> _Recorded data_:
----------
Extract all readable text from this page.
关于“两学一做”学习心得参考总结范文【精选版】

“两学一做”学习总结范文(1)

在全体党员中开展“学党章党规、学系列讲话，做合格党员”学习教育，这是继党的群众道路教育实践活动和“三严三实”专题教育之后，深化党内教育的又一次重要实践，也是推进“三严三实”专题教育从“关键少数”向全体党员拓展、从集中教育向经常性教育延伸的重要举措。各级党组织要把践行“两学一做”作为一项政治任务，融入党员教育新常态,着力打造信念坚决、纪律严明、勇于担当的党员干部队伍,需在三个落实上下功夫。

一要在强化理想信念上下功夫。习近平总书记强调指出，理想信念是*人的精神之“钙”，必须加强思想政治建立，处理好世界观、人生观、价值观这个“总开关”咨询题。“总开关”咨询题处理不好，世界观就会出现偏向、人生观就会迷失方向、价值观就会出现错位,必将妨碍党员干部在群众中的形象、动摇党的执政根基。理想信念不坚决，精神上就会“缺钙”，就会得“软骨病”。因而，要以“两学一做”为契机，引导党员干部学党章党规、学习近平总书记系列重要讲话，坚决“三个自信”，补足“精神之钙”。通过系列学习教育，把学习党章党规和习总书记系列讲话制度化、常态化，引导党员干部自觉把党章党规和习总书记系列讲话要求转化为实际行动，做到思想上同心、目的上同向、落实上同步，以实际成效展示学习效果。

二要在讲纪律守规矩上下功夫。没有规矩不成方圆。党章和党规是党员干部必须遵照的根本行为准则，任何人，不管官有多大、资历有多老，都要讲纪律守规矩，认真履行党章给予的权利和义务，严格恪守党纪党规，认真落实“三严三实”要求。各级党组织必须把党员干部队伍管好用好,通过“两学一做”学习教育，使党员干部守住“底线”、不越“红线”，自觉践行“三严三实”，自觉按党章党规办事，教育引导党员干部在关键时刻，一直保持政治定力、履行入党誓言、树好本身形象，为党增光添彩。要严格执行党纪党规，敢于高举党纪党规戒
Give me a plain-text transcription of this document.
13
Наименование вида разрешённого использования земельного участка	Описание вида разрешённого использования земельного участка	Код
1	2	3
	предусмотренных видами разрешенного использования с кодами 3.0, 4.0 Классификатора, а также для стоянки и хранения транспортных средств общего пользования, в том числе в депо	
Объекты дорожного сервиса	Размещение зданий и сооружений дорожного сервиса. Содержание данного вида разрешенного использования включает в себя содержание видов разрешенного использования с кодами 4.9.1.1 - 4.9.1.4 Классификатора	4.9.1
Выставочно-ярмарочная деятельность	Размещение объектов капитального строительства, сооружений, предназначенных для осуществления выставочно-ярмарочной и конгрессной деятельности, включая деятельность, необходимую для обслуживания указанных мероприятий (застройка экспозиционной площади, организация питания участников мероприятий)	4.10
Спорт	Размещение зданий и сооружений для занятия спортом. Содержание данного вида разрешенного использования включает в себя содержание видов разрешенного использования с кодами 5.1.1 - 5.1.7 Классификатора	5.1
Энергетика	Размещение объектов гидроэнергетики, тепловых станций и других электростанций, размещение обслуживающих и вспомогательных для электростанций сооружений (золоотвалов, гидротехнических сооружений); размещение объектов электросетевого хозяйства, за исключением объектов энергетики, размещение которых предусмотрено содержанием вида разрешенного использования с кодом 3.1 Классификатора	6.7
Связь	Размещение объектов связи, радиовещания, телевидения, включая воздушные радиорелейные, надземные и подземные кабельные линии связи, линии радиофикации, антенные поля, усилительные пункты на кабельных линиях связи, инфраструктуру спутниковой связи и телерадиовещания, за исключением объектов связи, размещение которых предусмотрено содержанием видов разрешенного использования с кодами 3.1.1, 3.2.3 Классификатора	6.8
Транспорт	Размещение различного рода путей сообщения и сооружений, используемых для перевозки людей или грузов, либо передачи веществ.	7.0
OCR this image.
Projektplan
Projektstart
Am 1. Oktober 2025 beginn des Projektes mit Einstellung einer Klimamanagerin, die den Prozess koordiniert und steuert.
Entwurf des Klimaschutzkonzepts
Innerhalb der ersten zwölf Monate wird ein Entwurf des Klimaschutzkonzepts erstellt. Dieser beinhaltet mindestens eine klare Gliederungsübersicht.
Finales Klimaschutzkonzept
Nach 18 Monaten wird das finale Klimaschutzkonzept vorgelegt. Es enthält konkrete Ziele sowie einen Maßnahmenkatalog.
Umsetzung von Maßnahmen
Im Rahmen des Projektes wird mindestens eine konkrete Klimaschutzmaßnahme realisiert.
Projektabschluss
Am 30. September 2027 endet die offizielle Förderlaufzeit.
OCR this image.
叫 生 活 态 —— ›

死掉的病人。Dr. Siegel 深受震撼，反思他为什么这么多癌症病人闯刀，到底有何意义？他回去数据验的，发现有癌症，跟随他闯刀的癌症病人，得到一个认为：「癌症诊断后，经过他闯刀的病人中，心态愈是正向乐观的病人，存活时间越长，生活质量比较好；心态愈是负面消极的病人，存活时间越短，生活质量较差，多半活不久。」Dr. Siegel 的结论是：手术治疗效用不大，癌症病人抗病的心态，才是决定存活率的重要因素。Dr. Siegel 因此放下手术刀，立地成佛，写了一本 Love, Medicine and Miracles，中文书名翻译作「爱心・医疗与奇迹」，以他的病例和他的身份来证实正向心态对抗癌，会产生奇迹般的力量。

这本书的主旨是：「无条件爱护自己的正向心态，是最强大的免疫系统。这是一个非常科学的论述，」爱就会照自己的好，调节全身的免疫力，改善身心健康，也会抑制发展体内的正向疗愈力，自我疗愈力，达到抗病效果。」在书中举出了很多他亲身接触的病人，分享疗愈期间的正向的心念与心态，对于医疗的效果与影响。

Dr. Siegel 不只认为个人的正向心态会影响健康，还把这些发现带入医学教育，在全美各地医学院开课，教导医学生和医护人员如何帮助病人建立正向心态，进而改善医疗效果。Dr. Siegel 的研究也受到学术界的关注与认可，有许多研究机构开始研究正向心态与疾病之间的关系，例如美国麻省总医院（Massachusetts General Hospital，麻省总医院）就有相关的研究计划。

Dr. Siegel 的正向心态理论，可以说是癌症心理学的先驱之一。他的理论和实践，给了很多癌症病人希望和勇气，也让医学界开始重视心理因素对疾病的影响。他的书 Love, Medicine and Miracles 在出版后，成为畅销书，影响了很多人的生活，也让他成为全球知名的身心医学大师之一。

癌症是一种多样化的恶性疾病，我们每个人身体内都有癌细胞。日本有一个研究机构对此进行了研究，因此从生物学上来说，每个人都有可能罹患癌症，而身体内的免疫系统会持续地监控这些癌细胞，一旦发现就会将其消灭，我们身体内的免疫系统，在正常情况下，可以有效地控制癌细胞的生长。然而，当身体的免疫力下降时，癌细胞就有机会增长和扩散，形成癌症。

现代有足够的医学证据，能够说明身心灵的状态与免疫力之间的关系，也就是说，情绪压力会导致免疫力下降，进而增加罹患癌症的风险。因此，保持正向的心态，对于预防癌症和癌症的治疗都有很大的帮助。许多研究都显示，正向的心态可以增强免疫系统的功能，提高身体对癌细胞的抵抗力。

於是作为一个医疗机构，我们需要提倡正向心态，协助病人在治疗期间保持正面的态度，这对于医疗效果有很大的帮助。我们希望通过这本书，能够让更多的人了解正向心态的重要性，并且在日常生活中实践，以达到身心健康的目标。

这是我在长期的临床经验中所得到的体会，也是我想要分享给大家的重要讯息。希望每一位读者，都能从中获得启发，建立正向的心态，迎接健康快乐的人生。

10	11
----------
> _Work to do_: Retype all the material above precisely, with no line left out.

> _Full answer_:
Extract all readable text from this page.
关于“两学一做”学习心得参考总结范文【精选版】

“两学一做”学习总结范文(1)

在全体党员中开展“学党章党规、学系列讲话，做合格党员”学习教育，这是继党的群众道路教育实践活动和“三严三实”专题教育之后，深化党内教育的又一次重要实践，也是推进“三严三实”专题教育从“关键少数”向全体党员拓展、从集中教育向经常性教育延伸的重要举措。各级党组织要把践行“两学一做”作为一项政治任务，融入党员教育新常态,着力打造信念坚决、纪律严明、勇于担当的党员干部队伍,需在三个落实上下功夫。

一要在强化理想信念上下功夫。习近平总书记强调指出，理想信念是*人的精神之“钙”，必须加强思想政治建立，处理好世界观、人生观、价值观这个“总开关”咨询题。“总开关”咨询题处理不好，世界观就会出现偏向、人生观就会迷失方向、价值观就会出现错位,必将妨碍党员干部在群众中的形象、动摇党的执政根基。理想信念不坚决，精神上就会“缺钙”，就会得“软骨病”。因而，要以“两学一做”为契机，引导党员干部学党章党规、学习近平总书记系列重要讲话，坚决“三个自信”，补足“精神之钙”。通过系列学习教育，把学习党章党规和习总书记系列讲话制度化、常态化，引导党员干部自觉把党章党规和习总书记系列讲话要求转化为实际行动，做到思想上同心、目的上同向、落实上同步，以实际成效展示学习效果。

二要在讲纪律守规矩上下功夫。没有规矩不成方圆。党章和党规是党员干部必须遵照的根本行为准则，任何人，不管官有多大、资历有多老，都要讲纪律守规矩，认真履行党章给予的权利和义务，严格恪守党纪党规，认真落实“三严三实”要求。各级党组织必须把党员干部队伍管好用好,通过“两学一做”学习教育，使党员干部守住“底线”、不越“红线”，自觉践行“三严三实”，自觉按党章党规办事，教育引导党员干部在关键时刻，一直保持政治定力、履行入党誓言、树好本身形象，为党增光添彩。要严格执行党纪党规，敢于高举党纪党规戒
Give me a plain-text transcription of this document.
13
Наименование вида разрешённого использования земельного участка	Описание вида разрешённого использования земельного участка	Код
1	2	3
	предусмотренных видами разрешенного использования с кодами 3.0, 4.0 Классификатора, а также для стоянки и хранения транспортных средств общего пользования, в том числе в депо	
Объекты дорожного сервиса	Размещение зданий и сооружений дорожного сервиса. Содержание данного вида разрешенного использования включает в себя содержание видов разрешенного использования с кодами 4.9.1.1 - 4.9.1.4 Классификатора	4.9.1
Выставочно-ярмарочная деятельность	Размещение объектов капитального строительства, сооружений, предназначенных для осуществления выставочно-ярмарочной и конгрессной деятельности, включая деятельность, необходимую для обслуживания указанных мероприятий (застройка экспозиционной площади, организация питания участников мероприятий)	4.10
Спорт	Размещение зданий и сооружений для занятия спортом. Содержание данного вида разрешенного использования включает в себя содержание видов разрешенного использования с кодами 5.1.1 - 5.1.7 Классификатора	5.1
Энергетика	Размещение объектов гидроэнергетики, тепловых станций и других электростанций, размещение обслуживающих и вспомогательных для электростанций сооружений (золоотвалов, гидротехнических сооружений); размещение объектов электросетевого хозяйства, за исключением объектов энергетики, размещение которых предусмотрено содержанием вида разрешенного использования с кодом 3.1 Классификатора	6.7
Связь	Размещение объектов связи, радиовещания, телевидения, включая воздушные радиорелейные, надземные и подземные кабельные линии связи, линии радиофикации, антенные поля, усилительные пункты на кабельных линиях связи, инфраструктуру спутниковой связи и телерадиовещания, за исключением объектов связи, размещение которых предусмотрено содержанием видов разрешенного использования с кодами 3.1.1, 3.2.3 Классификатора	6.8
Транспорт	Размещение различного рода путей сообщения и сооружений, используемых для перевозки людей или грузов, либо передачи веществ.	7.0
OCR this image.
Projektplan
Projektstart
Am 1. Oktober 2025 beginn des Projektes mit Einstellung einer Klimamanagerin, die den Prozess koordiniert und steuert.
Entwurf des Klimaschutzkonzepts
Innerhalb der ersten zwölf Monate wird ein Entwurf des Klimaschutzkonzepts erstellt. Dieser beinhaltet mindestens eine klare Gliederungsübersicht.
Finales Klimaschutzkonzept
Nach 18 Monaten wird das finale Klimaschutzkonzept vorgelegt. Es enthält konkrete Ziele sowie einen Maßnahmenkatalog.
Umsetzung von Maßnahmen
Im Rahmen des Projektes wird mindestens eine konkrete Klimaschutzmaßnahme realisiert.
Projektabschluss
Am 30. September 2027 endet die offizielle Förderlaufzeit.
OCR this image.
叫 生 活 态 —— ›

死掉的病人。Dr. Siegel 深受震撼，反思他为什么这么多癌症病人闯刀，到底有何意义？他回去数据验的，发现有癌症，跟随他闯刀的癌症病人，得到一个认为：「癌症诊断后，经过他闯刀的病人中，心态愈是正向乐观的病人，存活时间越长，生活质量比较好；心态愈是负面消极的病人，存活时间越短，生活质量较差，多半活不久。」Dr. Siegel 的结论是：手术治疗效用不大，癌症病人抗病的心态，才是决定存活率的重要因素。Dr. Siegel 因此放下手术刀，立地成佛，写了一本 Love, Medicine and Miracles，中文书名翻译作「爱心・医疗与奇迹」，以他的病例和他的身份来证实正向心态对抗癌，会产生奇迹般的力量。

这本书的主旨是：「无条件爱护自己的正向心态，是最强大的免疫系统。这是一个非常科学的论述，」爱就会照自己的好，调节全身的免疫力，改善身心健康，也会抑制发展体内的正向疗愈力，自我疗愈力，达到抗病效果。」在书中举出了很多他亲身接触的病人，分享疗愈期间的正向的心念与心态，对于医疗的效果与影响。

Dr. Siegel 不只认为个人的正向心态会影响健康，还把这些发现带入医学教育，在全美各地医学院开课，教导医学生和医护人员如何帮助病人建立正向心态，进而改善医疗效果。Dr. Siegel 的研究也受到学术界的关注与认可，有许多研究机构开始研究正向心态与疾病之间的关系，例如美国麻省总医院（Massachusetts General Hospital，麻省总医院）就有相关的研究计划。

Dr. Siegel 的正向心态理论，可以说是癌症心理学的先驱之一。他的理论和实践，给了很多癌症病人希望和勇气，也让医学界开始重视心理因素对疾病的影响。他的书 Love, Medicine and Miracles 在出版后，成为畅销书，影响了很多人的生活，也让他成为全球知名的身心医学大师之一。

癌症是一种多样化的恶性疾病，我们每个人身体内都有癌细胞。日本有一个研究机构对此进行了研究，因此从生物学上来说，每个人都有可能罹患癌症，而身体内的免疫系统会持续地监控这些癌细胞，一旦发现就会将其消灭，我们身体内的免疫系统，在正常情况下，可以有效地控制癌细胞的生长。然而，当身体的免疫力下降时，癌细胞就有机会增长和扩散，形成癌症。

现代有足够的医学证据，能够说明身心灵的状态与免疫力之间的关系，也就是说，情绪压力会导致免疫力下降，进而增加罹患癌症的风险。因此，保持正向的心态，对于预防癌症和癌症的治疗都有很大的帮助。许多研究都显示，正向的心态可以增强免疫系统的功能，提高身体对癌细胞的抵抗力。

於是作为一个医疗机构，我们需要提倡正向心态，协助病人在治疗期间保持正面的态度，这对于医疗效果有很大的帮助。我们希望通过这本书，能够让更多的人了解正向心态的重要性，并且在日常生活中实践，以达到身心健康的目标。

这是我在长期的临床经验中所得到的体会，也是我想要分享给大家的重要讯息。希望每一位读者，都能从中获得启发，建立正向的心态，迎接健康快乐的人生。

10	11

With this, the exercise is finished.